*About this task*: Print each line below verbatim, skipping every picture.

*Data for the task*:

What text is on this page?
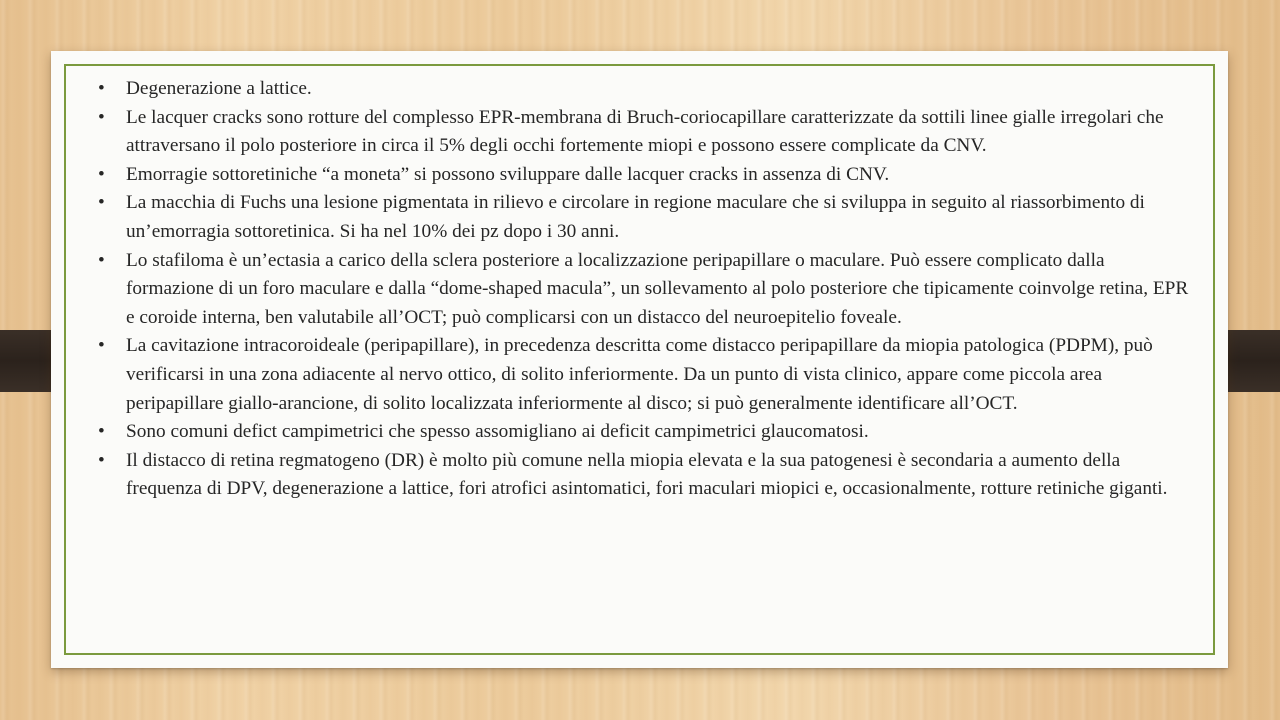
• Degenerazione a lattice.
• Le lacquer cracks sono rotture del complesso EPR-membrana di Bruch-coriocapillare caratterizzate da sottili linee gialle irregolari che attraversano il polo posteriore in circa il 5% degli occhi fortemente miopi e possono essere complicate da CNV.
• Emorragie sottoretiniche “a moneta” si possono sviluppare dalle lacquer cracks in assenza di CNV.
• La macchia di Fuchs una lesione pigmentata in rilievo e circolare in regione maculare che si sviluppa in seguito al riassorbimento di un’emorragia sottoretinica. Si ha nel 10% dei pz dopo i 30 anni.
• Lo stafiloma è un’ectasia a carico della sclera posteriore a localizzazione peripapillare o maculare. Può essere complicato dalla formazione di un foro maculare e dalla “dome-shaped macula”, un sollevamento al polo posteriore che tipicamente coinvolge retina, EPR e coroide interna, ben valutabile all’OCT; può complicarsi con un distacco del neuroepitelio foveale.
• La cavitazione intracoroideale (peripapillare), in precedenza descritta come distacco peripapillare da miopia patologica (PDPM), può verificarsi in una zona adiacente al nervo ottico, di solito inferiormente. Da un punto di vista clinico, appare come piccola area peripapillare giallo-arancione, di solito localizzata inferiormente al disco; si può generalmente identificare all’OCT.
• Sono comuni defict campimetrici che spesso assomigliano ai deficit campimetrici glaucomatosi.
• Il distacco di retina regmatogeno (DR) è molto più comune nella miopia elevata e la sua patogenesi è secondaria a aumento della frequenza di DPV, degenerazione a lattice, fori atrofici asintomatici, fori maculari miopici e, occasionalmente, rotture retiniche giganti.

*Task result*:
What text is on this page?
• Degenerazione a lattice.
• Le lacquer cracks sono rotture del complesso EPR-membrana di Bruch-coriocapillare caratterizzate da sottili linee gialle irregolari che attraversano il polo posteriore in circa il 5% degli occhi fortemente miopi e possono essere complicate da CNV.
• Emorragie sottoretiniche “a moneta” si possono sviluppare dalle lacquer cracks in assenza di CNV.
• La macchia di Fuchs una lesione pigmentata in rilievo e circolare in regione maculare che si sviluppa in seguito al riassorbimento di un’emorragia sottoretinica. Si ha nel 10% dei pz dopo i 30 anni.
• Lo stafiloma è un’ectasia a carico della sclera posteriore a localizzazione peripapillare o maculare. Può essere complicato dalla formazione di un foro maculare e dalla “dome-shaped macula”, un sollevamento al polo posteriore che tipicamente coinvolge retina, EPR e coroide interna, ben valutabile all’OCT; può complicarsi con un distacco del neuroepitelio foveale.
• La cavitazione intracoroideale (peripapillare), in precedenza descritta come distacco peripapillare da miopia patologica (PDPM), può verificarsi in una zona adiacente al nervo ottico, di solito inferiormente. Da un punto di vista clinico, appare come piccola area peripapillare giallo-arancione, di solito localizzata inferiormente al disco; si può generalmente identificare all’OCT.
• Sono comuni defict campimetrici che spesso assomigliano ai deficit campimetrici glaucomatosi.
• Il distacco di retina regmatogeno (DR) è molto più comune nella miopia elevata e la sua patogenesi è secondaria a aumento della frequenza di DPV, degenerazione a lattice, fori atrofici asintomatici, fori maculari miopici e, occasionalmente, rotture retiniche giganti.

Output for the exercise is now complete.